To do => Tally the lines in the following entries that include the word "curve"; state only the total.

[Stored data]

start

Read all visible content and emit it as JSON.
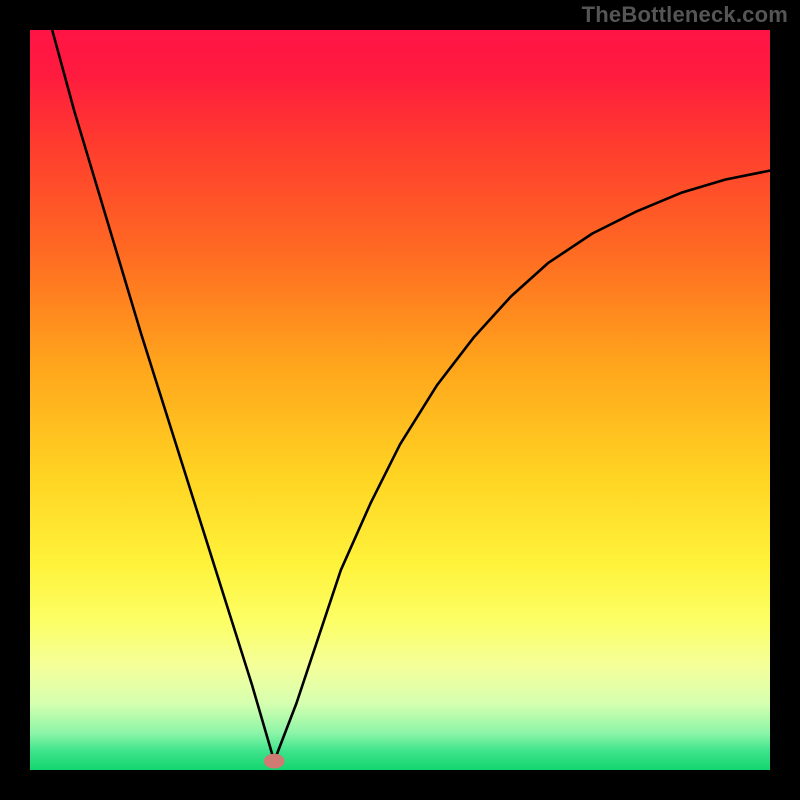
{
  "watermark": "TheBottleneck.com",
  "colors": {
    "frame": "#000000",
    "gradient_stops": [
      {
        "offset": 0.0,
        "color": "#ff1445"
      },
      {
        "offset": 0.06,
        "color": "#ff1b3f"
      },
      {
        "offset": 0.15,
        "color": "#ff3a2f"
      },
      {
        "offset": 0.3,
        "color": "#ff6a22"
      },
      {
        "offset": 0.45,
        "color": "#ffa41c"
      },
      {
        "offset": 0.6,
        "color": "#ffd322"
      },
      {
        "offset": 0.72,
        "color": "#fff23a"
      },
      {
        "offset": 0.8,
        "color": "#fcff66"
      },
      {
        "offset": 0.86,
        "color": "#f4ff9a"
      },
      {
        "offset": 0.91,
        "color": "#d6ffb0"
      },
      {
        "offset": 0.95,
        "color": "#8cf5a8"
      },
      {
        "offset": 0.975,
        "color": "#3de38a"
      },
      {
        "offset": 1.0,
        "color": "#12d66e"
      }
    ],
    "curve": "#000000",
    "marker": "#cf7a73"
  },
  "chart_data": {
    "type": "line",
    "title": "",
    "xlabel": "",
    "ylabel": "",
    "xlim": [
      0,
      100
    ],
    "ylim": [
      0,
      100
    ],
    "marker": {
      "x": 33,
      "y": 1.2,
      "rx": 1.4,
      "ry": 1.0
    },
    "series": [
      {
        "name": "bottleneck-curve",
        "x": [
          3,
          6,
          9,
          12,
          15,
          18,
          21,
          24,
          27,
          30,
          33,
          36,
          39,
          42,
          46,
          50,
          55,
          60,
          65,
          70,
          76,
          82,
          88,
          94,
          100
        ],
        "y": [
          100,
          89,
          79,
          69,
          59,
          49.5,
          40,
          30.5,
          21,
          11.5,
          1.2,
          9,
          18,
          27,
          36,
          44,
          52,
          58.5,
          64,
          68.5,
          72.5,
          75.5,
          78,
          79.8,
          81
        ]
      }
    ],
    "annotations": []
  }
}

end

Final result => 2